• [INSTRUCTION] Write out the complete material exactly as it stands.

============

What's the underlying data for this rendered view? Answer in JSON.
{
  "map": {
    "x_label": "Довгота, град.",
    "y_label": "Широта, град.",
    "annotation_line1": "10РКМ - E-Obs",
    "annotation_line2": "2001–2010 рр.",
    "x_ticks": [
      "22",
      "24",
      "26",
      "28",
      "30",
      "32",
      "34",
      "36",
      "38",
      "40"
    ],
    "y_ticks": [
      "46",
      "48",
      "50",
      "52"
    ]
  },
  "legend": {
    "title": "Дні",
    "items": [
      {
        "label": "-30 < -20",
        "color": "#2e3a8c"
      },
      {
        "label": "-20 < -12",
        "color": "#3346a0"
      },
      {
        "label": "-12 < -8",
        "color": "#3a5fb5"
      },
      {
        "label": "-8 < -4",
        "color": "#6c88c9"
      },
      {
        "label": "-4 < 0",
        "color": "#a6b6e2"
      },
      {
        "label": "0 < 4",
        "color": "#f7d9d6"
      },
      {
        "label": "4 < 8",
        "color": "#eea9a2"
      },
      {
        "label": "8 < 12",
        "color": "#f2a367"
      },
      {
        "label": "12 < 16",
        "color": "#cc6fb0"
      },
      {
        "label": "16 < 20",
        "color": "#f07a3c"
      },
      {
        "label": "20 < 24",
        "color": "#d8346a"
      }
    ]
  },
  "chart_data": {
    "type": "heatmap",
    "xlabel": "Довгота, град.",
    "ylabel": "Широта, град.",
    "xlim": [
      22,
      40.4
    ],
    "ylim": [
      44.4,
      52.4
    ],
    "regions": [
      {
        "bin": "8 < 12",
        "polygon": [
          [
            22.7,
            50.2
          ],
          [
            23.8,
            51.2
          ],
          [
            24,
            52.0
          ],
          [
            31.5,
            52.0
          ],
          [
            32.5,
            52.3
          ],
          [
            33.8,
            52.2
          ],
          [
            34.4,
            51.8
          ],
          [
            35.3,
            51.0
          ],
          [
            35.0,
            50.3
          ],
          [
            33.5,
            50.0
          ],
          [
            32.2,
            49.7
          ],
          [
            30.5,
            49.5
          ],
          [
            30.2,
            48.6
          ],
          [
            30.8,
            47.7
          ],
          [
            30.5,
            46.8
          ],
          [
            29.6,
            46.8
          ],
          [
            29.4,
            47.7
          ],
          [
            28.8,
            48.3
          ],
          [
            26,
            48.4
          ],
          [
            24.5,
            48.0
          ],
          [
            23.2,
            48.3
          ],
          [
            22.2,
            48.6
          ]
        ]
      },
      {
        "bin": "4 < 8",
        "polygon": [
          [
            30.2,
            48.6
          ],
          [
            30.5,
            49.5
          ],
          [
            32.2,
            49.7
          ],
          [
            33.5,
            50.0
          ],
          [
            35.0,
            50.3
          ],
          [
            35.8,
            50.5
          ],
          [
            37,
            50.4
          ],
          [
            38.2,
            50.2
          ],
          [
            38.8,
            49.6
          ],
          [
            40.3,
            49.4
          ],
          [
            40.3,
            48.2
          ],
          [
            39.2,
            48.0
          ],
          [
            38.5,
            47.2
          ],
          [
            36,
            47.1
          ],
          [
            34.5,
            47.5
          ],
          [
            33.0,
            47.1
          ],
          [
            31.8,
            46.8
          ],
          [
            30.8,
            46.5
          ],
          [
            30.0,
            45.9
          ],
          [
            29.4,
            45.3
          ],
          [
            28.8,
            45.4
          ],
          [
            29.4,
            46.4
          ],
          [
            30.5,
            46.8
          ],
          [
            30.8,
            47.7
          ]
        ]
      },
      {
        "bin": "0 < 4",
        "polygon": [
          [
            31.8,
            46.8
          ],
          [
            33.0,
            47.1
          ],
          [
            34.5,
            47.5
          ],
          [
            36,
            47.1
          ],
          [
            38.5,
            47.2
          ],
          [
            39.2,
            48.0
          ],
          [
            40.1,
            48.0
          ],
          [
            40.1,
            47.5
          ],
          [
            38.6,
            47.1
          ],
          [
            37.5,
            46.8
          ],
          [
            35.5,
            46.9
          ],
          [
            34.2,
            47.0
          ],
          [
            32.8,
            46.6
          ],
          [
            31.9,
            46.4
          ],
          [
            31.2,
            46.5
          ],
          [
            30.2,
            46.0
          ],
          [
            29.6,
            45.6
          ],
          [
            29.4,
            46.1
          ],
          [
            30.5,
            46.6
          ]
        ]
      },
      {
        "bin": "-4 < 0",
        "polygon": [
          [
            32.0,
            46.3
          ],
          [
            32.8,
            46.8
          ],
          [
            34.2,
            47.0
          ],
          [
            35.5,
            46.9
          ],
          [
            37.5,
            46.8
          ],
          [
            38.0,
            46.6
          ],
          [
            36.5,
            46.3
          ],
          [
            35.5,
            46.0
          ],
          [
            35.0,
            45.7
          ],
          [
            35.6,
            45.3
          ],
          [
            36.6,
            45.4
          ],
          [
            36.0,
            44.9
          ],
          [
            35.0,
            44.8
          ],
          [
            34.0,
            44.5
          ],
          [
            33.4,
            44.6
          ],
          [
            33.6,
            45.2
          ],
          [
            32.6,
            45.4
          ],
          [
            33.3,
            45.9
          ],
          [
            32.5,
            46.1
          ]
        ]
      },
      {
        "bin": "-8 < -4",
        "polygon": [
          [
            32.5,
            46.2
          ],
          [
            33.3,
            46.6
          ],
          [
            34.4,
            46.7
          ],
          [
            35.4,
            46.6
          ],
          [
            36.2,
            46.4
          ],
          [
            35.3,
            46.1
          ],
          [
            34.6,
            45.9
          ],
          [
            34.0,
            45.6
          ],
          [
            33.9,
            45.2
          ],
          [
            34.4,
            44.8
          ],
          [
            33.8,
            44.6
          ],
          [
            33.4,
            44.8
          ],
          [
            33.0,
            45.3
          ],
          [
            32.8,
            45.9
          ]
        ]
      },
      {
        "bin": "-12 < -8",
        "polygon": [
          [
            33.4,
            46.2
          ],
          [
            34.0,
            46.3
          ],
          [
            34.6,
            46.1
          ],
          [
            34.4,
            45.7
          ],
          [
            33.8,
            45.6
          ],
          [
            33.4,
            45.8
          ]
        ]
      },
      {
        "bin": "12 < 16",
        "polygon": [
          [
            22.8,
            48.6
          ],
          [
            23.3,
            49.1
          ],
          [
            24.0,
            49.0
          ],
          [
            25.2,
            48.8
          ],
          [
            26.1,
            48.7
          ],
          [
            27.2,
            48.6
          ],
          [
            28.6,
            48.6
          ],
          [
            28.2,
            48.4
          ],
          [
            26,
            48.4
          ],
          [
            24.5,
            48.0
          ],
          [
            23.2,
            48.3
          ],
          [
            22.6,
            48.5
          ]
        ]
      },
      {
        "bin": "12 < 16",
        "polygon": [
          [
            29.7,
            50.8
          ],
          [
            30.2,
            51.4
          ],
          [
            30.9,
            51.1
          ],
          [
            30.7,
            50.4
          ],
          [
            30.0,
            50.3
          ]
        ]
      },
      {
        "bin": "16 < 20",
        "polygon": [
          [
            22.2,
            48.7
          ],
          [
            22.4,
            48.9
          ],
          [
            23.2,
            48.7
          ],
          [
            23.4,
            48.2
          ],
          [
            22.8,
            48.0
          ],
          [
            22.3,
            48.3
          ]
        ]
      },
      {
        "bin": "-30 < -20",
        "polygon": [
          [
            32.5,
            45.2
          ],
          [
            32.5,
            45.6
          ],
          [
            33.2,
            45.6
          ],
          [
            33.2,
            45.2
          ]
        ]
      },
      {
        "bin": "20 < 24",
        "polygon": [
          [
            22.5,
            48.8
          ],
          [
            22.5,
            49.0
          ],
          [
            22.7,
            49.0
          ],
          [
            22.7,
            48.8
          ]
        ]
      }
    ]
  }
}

============

• [RESPONSE BELOW]
What's the underlying data for this rendered view? Answer in JSON.
{
  "map": {
    "x_label": "Довгота, град.",
    "y_label": "Широта, град.",
    "annotation_line1": "10РКМ - E-Obs",
    "annotation_line2": "2001–2010 рр.",
    "x_ticks": [
      "22",
      "24",
      "26",
      "28",
      "30",
      "32",
      "34",
      "36",
      "38",
      "40"
    ],
    "y_ticks": [
      "46",
      "48",
      "50",
      "52"
    ]
  },
  "legend": {
    "title": "Дні",
    "items": [
      {
        "label": "-30 < -20",
        "color": "#2e3a8c"
      },
      {
        "label": "-20 < -12",
        "color": "#3346a0"
      },
      {
        "label": "-12 < -8",
        "color": "#3a5fb5"
      },
      {
        "label": "-8 < -4",
        "color": "#6c88c9"
      },
      {
        "label": "-4 < 0",
        "color": "#a6b6e2"
      },
      {
        "label": "0 < 4",
        "color": "#f7d9d6"
      },
      {
        "label": "4 < 8",
        "color": "#eea9a2"
      },
      {
        "label": "8 < 12",
        "color": "#f2a367"
      },
      {
        "label": "12 < 16",
        "color": "#cc6fb0"
      },
      {
        "label": "16 < 20",
        "color": "#f07a3c"
      },
      {
        "label": "20 < 24",
        "color": "#d8346a"
      }
    ]
  },
  "chart_data": {
    "type": "heatmap",
    "xlabel": "Довгота, град.",
    "ylabel": "Широта, град.",
    "xlim": [
      22,
      40.4
    ],
    "ylim": [
      44.4,
      52.4
    ],
    "regions": [
      {
        "bin": "8 < 12",
        "polygon": [
          [
            22.7,
            50.2
          ],
          [
            23.8,
            51.2
          ],
          [
            24,
            52.0
          ],
          [
            31.5,
            52.0
          ],
          [
            32.5,
            52.3
          ],
          [
            33.8,
            52.2
          ],
          [
            34.4,
            51.8
          ],
          [
            35.3,
            51.0
          ],
          [
            35.0,
            50.3
          ],
          [
            33.5,
            50.0
          ],
          [
            32.2,
            49.7
          ],
          [
            30.5,
            49.5
          ],
          [
            30.2,
            48.6
          ],
          [
            30.8,
            47.7
          ],
          [
            30.5,
            46.8
          ],
          [
            29.6,
            46.8
          ],
          [
            29.4,
            47.7
          ],
          [
            28.8,
            48.3
          ],
          [
            26,
            48.4
          ],
          [
            24.5,
            48.0
          ],
          [
            23.2,
            48.3
          ],
          [
            22.2,
            48.6
          ]
        ]
      },
      {
        "bin": "4 < 8",
        "polygon": [
          [
            30.2,
            48.6
          ],
          [
            30.5,
            49.5
          ],
          [
            32.2,
            49.7
          ],
          [
            33.5,
            50.0
          ],
          [
            35.0,
            50.3
          ],
          [
            35.8,
            50.5
          ],
          [
            37,
            50.4
          ],
          [
            38.2,
            50.2
          ],
          [
            38.8,
            49.6
          ],
          [
            40.3,
            49.4
          ],
          [
            40.3,
            48.2
          ],
          [
            39.2,
            48.0
          ],
          [
            38.5,
            47.2
          ],
          [
            36,
            47.1
          ],
          [
            34.5,
            47.5
          ],
          [
            33.0,
            47.1
          ],
          [
            31.8,
            46.8
          ],
          [
            30.8,
            46.5
          ],
          [
            30.0,
            45.9
          ],
          [
            29.4,
            45.3
          ],
          [
            28.8,
            45.4
          ],
          [
            29.4,
            46.4
          ],
          [
            30.5,
            46.8
          ],
          [
            30.8,
            47.7
          ]
        ]
      },
      {
        "bin": "0 < 4",
        "polygon": [
          [
            31.8,
            46.8
          ],
          [
            33.0,
            47.1
          ],
          [
            34.5,
            47.5
          ],
          [
            36,
            47.1
          ],
          [
            38.5,
            47.2
          ],
          [
            39.2,
            48.0
          ],
          [
            40.1,
            48.0
          ],
          [
            40.1,
            47.5
          ],
          [
            38.6,
            47.1
          ],
          [
            37.5,
            46.8
          ],
          [
            35.5,
            46.9
          ],
          [
            34.2,
            47.0
          ],
          [
            32.8,
            46.6
          ],
          [
            31.9,
            46.4
          ],
          [
            31.2,
            46.5
          ],
          [
            30.2,
            46.0
          ],
          [
            29.6,
            45.6
          ],
          [
            29.4,
            46.1
          ],
          [
            30.5,
            46.6
          ]
        ]
      },
      {
        "bin": "-4 < 0",
        "polygon": [
          [
            32.0,
            46.3
          ],
          [
            32.8,
            46.8
          ],
          [
            34.2,
            47.0
          ],
          [
            35.5,
            46.9
          ],
          [
            37.5,
            46.8
          ],
          [
            38.0,
            46.6
          ],
          [
            36.5,
            46.3
          ],
          [
            35.5,
            46.0
          ],
          [
            35.0,
            45.7
          ],
          [
            35.6,
            45.3
          ],
          [
            36.6,
            45.4
          ],
          [
            36.0,
            44.9
          ],
          [
            35.0,
            44.8
          ],
          [
            34.0,
            44.5
          ],
          [
            33.4,
            44.6
          ],
          [
            33.6,
            45.2
          ],
          [
            32.6,
            45.4
          ],
          [
            33.3,
            45.9
          ],
          [
            32.5,
            46.1
          ]
        ]
      },
      {
        "bin": "-8 < -4",
        "polygon": [
          [
            32.5,
            46.2
          ],
          [
            33.3,
            46.6
          ],
          [
            34.4,
            46.7
          ],
          [
            35.4,
            46.6
          ],
          [
            36.2,
            46.4
          ],
          [
            35.3,
            46.1
          ],
          [
            34.6,
            45.9
          ],
          [
            34.0,
            45.6
          ],
          [
            33.9,
            45.2
          ],
          [
            34.4,
            44.8
          ],
          [
            33.8,
            44.6
          ],
          [
            33.4,
            44.8
          ],
          [
            33.0,
            45.3
          ],
          [
            32.8,
            45.9
          ]
        ]
      },
      {
        "bin": "-12 < -8",
        "polygon": [
          [
            33.4,
            46.2
          ],
          [
            34.0,
            46.3
          ],
          [
            34.6,
            46.1
          ],
          [
            34.4,
            45.7
          ],
          [
            33.8,
            45.6
          ],
          [
            33.4,
            45.8
          ]
        ]
      },
      {
        "bin": "12 < 16",
        "polygon": [
          [
            22.8,
            48.6
          ],
          [
            23.3,
            49.1
          ],
          [
            24.0,
            49.0
          ],
          [
            25.2,
            48.8
          ],
          [
            26.1,
            48.7
          ],
          [
            27.2,
            48.6
          ],
          [
            28.6,
            48.6
          ],
          [
            28.2,
            48.4
          ],
          [
            26,
            48.4
          ],
          [
            24.5,
            48.0
          ],
          [
            23.2,
            48.3
          ],
          [
            22.6,
            48.5
          ]
        ]
      },
      {
        "bin": "12 < 16",
        "polygon": [
          [
            29.7,
            50.8
          ],
          [
            30.2,
            51.4
          ],
          [
            30.9,
            51.1
          ],
          [
            30.7,
            50.4
          ],
          [
            30.0,
            50.3
          ]
        ]
      },
      {
        "bin": "16 < 20",
        "polygon": [
          [
            22.2,
            48.7
          ],
          [
            22.4,
            48.9
          ],
          [
            23.2,
            48.7
          ],
          [
            23.4,
            48.2
          ],
          [
            22.8,
            48.0
          ],
          [
            22.3,
            48.3
          ]
        ]
      },
      {
        "bin": "-30 < -20",
        "polygon": [
          [
            32.5,
            45.2
          ],
          [
            32.5,
            45.6
          ],
          [
            33.2,
            45.6
          ],
          [
            33.2,
            45.2
          ]
        ]
      },
      {
        "bin": "20 < 24",
        "polygon": [
          [
            22.5,
            48.8
          ],
          [
            22.5,
            49.0
          ],
          [
            22.7,
            49.0
          ],
          [
            22.7,
            48.8
          ]
        ]
      }
    ]
  }
}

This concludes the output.